**MATERIAL SUPPLIED**
============

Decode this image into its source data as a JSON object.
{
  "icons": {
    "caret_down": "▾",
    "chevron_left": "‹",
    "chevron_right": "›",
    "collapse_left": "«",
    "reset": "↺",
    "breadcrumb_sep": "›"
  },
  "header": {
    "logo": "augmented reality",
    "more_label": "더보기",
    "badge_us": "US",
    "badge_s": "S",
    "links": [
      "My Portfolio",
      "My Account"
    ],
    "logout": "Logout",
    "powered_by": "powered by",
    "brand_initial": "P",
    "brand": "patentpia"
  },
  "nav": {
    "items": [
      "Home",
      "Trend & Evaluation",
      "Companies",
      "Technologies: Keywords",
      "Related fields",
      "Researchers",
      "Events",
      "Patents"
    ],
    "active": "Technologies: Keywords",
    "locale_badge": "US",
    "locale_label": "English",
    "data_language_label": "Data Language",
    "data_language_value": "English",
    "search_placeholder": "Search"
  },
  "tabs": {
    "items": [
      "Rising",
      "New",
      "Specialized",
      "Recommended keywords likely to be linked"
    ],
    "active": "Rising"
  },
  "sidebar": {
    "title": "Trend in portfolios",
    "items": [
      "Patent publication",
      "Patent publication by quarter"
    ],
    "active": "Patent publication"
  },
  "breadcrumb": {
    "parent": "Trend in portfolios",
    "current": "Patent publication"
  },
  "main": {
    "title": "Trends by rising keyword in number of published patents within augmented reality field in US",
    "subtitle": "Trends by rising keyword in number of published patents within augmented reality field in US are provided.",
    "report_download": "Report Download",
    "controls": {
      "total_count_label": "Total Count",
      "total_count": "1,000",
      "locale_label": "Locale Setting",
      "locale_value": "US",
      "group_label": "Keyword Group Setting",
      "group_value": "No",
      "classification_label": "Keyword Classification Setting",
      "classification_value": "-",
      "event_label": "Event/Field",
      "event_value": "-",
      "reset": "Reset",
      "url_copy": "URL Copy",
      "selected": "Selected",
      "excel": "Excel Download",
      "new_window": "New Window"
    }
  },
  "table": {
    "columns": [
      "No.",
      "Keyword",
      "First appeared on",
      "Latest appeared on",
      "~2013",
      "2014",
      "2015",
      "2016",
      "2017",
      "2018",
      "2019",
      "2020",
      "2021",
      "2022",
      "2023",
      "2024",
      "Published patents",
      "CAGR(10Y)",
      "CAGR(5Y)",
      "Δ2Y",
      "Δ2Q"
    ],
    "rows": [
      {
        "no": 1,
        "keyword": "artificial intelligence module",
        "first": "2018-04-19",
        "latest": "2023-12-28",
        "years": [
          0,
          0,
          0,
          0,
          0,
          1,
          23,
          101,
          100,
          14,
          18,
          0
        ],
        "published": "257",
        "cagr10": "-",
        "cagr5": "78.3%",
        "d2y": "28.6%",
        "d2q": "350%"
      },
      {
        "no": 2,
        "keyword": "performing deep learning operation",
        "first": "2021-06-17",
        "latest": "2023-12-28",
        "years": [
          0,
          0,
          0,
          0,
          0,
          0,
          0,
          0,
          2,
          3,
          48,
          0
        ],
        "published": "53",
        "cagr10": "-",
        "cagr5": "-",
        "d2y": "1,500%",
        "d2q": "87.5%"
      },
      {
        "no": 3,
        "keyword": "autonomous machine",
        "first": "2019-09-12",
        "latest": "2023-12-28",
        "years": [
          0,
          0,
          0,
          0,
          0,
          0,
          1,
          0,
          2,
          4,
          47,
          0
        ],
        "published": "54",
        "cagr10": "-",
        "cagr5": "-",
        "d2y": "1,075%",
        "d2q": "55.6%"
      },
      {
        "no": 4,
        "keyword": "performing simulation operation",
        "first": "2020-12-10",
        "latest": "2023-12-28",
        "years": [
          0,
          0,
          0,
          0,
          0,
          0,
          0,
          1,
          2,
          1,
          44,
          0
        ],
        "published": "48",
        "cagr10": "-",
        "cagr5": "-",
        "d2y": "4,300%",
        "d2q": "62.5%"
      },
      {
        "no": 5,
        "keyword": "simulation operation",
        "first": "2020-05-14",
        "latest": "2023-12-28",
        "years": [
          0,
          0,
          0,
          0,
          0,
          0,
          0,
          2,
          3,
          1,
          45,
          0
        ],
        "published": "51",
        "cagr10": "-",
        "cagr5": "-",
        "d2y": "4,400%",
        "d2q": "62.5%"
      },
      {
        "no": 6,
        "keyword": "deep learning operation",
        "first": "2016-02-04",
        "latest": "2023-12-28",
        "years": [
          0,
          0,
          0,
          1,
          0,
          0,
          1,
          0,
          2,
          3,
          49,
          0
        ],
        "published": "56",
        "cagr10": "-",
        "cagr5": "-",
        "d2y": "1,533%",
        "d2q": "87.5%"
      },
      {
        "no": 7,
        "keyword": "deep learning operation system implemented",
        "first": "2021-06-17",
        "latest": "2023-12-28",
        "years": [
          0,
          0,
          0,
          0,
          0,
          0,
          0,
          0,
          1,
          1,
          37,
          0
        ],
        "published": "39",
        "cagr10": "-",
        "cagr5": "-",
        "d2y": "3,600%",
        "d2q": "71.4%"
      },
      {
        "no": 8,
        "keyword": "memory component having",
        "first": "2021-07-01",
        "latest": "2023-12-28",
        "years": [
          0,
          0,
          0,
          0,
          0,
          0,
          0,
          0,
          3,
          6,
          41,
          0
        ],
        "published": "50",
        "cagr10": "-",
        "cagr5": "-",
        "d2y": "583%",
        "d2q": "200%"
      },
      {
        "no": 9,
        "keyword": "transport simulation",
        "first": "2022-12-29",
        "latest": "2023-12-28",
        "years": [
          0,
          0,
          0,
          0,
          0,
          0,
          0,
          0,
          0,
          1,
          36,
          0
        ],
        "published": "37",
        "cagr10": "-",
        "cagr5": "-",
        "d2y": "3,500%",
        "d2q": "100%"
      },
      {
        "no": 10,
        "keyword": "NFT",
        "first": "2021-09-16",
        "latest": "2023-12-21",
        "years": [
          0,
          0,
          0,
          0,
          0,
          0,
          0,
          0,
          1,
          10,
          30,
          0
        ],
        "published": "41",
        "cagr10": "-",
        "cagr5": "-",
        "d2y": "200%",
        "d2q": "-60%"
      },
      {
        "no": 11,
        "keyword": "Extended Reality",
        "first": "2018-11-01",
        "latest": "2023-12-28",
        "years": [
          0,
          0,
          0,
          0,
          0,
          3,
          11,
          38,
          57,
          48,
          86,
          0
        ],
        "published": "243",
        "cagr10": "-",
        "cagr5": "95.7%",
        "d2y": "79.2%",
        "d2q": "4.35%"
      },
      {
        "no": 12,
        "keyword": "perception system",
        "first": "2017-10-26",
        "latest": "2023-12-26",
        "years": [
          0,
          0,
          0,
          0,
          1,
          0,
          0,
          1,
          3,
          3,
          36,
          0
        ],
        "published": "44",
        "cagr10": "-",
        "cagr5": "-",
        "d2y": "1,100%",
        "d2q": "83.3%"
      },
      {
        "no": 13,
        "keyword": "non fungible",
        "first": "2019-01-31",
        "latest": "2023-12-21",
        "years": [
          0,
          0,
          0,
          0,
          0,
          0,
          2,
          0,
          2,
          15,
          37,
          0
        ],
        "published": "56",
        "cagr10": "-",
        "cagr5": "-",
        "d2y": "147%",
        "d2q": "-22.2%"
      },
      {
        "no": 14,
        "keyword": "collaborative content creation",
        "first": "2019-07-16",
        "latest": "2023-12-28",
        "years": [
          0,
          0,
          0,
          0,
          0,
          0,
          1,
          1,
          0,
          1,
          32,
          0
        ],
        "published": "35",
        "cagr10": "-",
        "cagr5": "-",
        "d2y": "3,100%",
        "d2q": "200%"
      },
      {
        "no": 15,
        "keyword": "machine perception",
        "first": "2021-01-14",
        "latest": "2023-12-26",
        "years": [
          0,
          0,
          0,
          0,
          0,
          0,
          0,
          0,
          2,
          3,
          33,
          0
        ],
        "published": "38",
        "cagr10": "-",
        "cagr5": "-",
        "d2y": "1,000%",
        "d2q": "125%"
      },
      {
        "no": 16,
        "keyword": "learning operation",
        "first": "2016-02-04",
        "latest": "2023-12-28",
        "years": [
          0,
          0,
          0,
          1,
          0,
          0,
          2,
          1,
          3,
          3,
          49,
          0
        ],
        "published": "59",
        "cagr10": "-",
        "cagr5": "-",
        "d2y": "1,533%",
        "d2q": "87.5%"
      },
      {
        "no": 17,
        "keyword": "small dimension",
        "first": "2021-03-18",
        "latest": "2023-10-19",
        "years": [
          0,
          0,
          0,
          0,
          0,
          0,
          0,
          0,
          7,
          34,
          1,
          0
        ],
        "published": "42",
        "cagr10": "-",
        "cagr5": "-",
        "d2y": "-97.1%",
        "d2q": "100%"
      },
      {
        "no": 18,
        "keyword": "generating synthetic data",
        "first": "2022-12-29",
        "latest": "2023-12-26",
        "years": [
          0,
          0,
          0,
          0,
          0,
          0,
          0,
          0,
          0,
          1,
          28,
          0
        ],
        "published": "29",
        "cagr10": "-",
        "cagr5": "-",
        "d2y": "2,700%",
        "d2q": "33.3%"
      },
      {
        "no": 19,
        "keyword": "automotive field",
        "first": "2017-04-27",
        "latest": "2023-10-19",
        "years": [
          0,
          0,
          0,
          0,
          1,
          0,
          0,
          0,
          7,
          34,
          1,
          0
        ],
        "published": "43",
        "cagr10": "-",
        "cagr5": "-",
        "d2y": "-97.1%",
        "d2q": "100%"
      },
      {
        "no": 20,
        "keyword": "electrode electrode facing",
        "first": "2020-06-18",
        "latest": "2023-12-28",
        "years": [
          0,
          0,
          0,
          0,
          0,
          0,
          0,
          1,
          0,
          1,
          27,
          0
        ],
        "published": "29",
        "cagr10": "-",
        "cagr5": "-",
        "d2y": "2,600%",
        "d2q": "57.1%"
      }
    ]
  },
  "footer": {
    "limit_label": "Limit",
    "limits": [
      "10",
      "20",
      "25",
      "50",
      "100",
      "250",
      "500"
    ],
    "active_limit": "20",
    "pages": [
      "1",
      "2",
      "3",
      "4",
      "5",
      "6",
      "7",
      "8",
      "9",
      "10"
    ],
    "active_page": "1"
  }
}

============

**STATED EXERCISE**
Count the lines in the material above where the string "Technologies" appears, then state only that count.

**THE ANSWER**
2